[ISTRUZIONI]
A) Indica se ciascuna affermazione concorda con l'articolo sui medici di famiglia, rispondendo sì o no e citando tra virgolette le parole del testo che lo stabiliscono: (i) i medici di famiglia sono il 13% del totale dei medici; (ii) lo studio si basa su dati dell'Istat; (iii) l'aspettativa di vita delle donne è di 84 anni.
B) Secondo l'articolo sui medici di famiglia, quanti neolaureati in medicina e chirurgia ci sono in media ogni anno in Italia?

[TESTO DA ESAMINARE]
________________________

ENTRO 2025 ANDRANNO IN PENSIONE 3 SU 4, E MANCANO I NEOLAUREATI.
(DIRE - NOtiziario Sanita') Bologna, 11 giu. - Un futuro
(prossimo) senza medici di famiglia. Molto piu' che un'ipotesi
pessimistica, almeno secondo lo studio condotto dal Centro studi
Snami (sindacato nazionale autonomo dei medici italiani) di
Bologna, ma una vera e propria realta' confortata dai dati.
Secondo l'analisi condotta nel corso degli ultimi mesi dalla
dottoressa Giannina Raggiotto e presentata oggi nel capoluogo
emiliano alla stampa, infatti, gia' oggi i medici di famiglia
rappresentano soltanto il 13% del totale dei camici bianchi, con
46.478 presenze su 332.834. Di questi, oltre il 70% ha piu' di 50
anni e vede quindi avvicinarsi sempre di piu' l'agognato
traguardo della pensione. Nei prossimi 15 anni, quindi, sempre
secondo lo studio dello Snami, basato su dati dell'ente
previdenziale medico (Enpam), per tre medici di base su quattro
scattera' il momento di appendere il camice al chiodo. Numeri
impressionanti, soprattutto se messi in relazione con quelli dei
giovani neolaureati in medicina e chirurgia, che in Italia e'
ormai costante da qualche anno, in media 6.688 ogni 12 mesi con
una fetta sempre piu' limitata di quelli che scelgono la strada
della medicina di base, e assolutamente non in grado di garantire
il ricambio generazionale. Il tutto, in un paese sempre piu'
'vecchio' e' percio' sempre piu' bisognoso di cure mediche, con
un'aspettativa di vita in costante crescita e che attualmente
raggiunge i 78 anni per gli uomini e gli 84 per le donne.

________________________

[ELENCO DEI RECORD]
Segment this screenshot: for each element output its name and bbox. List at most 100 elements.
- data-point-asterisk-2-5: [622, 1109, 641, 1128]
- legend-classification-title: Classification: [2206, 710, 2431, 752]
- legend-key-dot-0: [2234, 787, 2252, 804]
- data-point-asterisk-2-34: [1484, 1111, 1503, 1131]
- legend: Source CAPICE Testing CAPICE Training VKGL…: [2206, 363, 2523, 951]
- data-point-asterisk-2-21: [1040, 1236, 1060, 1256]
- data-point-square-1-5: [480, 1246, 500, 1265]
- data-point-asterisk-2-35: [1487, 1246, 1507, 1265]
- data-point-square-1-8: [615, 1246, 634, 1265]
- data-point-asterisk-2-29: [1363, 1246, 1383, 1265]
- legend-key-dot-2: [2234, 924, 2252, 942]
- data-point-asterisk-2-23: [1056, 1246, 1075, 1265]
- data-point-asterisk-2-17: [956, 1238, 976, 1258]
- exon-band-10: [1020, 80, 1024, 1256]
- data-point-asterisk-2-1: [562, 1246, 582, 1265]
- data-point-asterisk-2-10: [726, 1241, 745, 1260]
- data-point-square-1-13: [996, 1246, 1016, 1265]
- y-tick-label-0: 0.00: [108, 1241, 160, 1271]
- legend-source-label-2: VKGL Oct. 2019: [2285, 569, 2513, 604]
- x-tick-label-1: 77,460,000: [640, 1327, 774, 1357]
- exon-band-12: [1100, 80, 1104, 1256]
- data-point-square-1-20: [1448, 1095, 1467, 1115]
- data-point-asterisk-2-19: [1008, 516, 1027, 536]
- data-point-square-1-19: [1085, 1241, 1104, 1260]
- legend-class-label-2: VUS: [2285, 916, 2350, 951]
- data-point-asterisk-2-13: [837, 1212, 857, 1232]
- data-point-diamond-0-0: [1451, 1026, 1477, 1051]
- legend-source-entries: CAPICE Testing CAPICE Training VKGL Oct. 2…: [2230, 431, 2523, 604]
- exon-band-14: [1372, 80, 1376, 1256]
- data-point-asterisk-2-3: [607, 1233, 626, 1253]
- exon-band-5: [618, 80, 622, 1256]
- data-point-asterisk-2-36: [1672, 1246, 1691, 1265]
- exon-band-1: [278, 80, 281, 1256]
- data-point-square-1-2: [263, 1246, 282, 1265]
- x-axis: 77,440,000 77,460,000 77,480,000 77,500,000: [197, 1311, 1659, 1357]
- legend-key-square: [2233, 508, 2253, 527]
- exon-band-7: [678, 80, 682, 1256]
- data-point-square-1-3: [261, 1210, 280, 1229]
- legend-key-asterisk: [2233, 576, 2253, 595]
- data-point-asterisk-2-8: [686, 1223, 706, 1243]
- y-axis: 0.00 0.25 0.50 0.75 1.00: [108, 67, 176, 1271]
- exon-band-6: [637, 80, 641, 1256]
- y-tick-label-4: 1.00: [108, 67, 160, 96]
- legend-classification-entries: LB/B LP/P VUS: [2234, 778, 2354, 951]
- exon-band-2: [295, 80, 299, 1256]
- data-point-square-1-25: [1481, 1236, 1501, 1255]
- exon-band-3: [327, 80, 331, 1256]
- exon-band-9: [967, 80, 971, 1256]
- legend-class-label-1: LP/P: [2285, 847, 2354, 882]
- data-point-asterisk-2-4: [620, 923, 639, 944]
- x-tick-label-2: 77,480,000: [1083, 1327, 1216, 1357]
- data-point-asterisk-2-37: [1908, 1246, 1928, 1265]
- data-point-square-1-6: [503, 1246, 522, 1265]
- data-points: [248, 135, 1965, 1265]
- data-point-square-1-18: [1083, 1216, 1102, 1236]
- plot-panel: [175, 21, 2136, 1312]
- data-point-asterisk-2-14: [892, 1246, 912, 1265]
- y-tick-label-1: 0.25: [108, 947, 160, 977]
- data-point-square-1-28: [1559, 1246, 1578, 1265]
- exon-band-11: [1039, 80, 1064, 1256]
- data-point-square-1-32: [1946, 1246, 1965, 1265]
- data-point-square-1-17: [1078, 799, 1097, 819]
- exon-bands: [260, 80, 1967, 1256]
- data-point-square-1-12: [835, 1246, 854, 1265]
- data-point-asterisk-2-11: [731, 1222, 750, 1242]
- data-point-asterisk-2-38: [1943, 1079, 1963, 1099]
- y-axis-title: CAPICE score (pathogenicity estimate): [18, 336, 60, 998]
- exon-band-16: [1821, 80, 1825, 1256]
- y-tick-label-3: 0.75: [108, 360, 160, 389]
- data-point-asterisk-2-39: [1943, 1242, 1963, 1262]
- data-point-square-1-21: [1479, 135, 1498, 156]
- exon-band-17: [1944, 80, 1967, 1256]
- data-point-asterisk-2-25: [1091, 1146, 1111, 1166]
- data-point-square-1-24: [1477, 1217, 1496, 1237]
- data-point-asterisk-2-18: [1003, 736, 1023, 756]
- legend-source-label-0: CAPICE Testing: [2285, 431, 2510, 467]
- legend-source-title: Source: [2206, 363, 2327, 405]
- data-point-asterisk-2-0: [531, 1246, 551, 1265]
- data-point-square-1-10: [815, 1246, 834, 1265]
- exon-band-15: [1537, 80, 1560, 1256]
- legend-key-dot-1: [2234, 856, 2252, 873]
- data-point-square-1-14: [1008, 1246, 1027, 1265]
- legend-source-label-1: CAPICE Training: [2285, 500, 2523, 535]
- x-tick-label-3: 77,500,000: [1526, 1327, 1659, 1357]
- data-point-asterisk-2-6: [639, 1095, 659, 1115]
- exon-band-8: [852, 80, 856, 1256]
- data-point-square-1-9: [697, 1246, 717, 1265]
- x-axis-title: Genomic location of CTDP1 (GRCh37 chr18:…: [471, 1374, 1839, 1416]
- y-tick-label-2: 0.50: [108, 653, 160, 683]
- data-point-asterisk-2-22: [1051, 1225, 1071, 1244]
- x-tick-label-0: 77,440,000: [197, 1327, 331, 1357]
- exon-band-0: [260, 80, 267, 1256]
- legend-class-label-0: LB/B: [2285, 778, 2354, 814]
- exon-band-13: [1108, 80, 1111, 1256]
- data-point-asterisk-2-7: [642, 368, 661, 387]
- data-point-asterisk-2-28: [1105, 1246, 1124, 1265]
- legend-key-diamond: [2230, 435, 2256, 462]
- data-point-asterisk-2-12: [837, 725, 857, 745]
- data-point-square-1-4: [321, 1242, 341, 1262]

________________________

[RISPOSTE AI COMPITI]
A)
(i) Sì: «gia' oggi i medici di famiglia rappresentano soltanto il 13% del totale dei camici bianchi».
(ii) No: «basato su dati dell'ente previdenziale medico (Enpam)».
(iii) Sì: «raggiunge i 78 anni per gli uomini e gli 84 per le donne».

B) In media 6.688 ogni 12 mesi.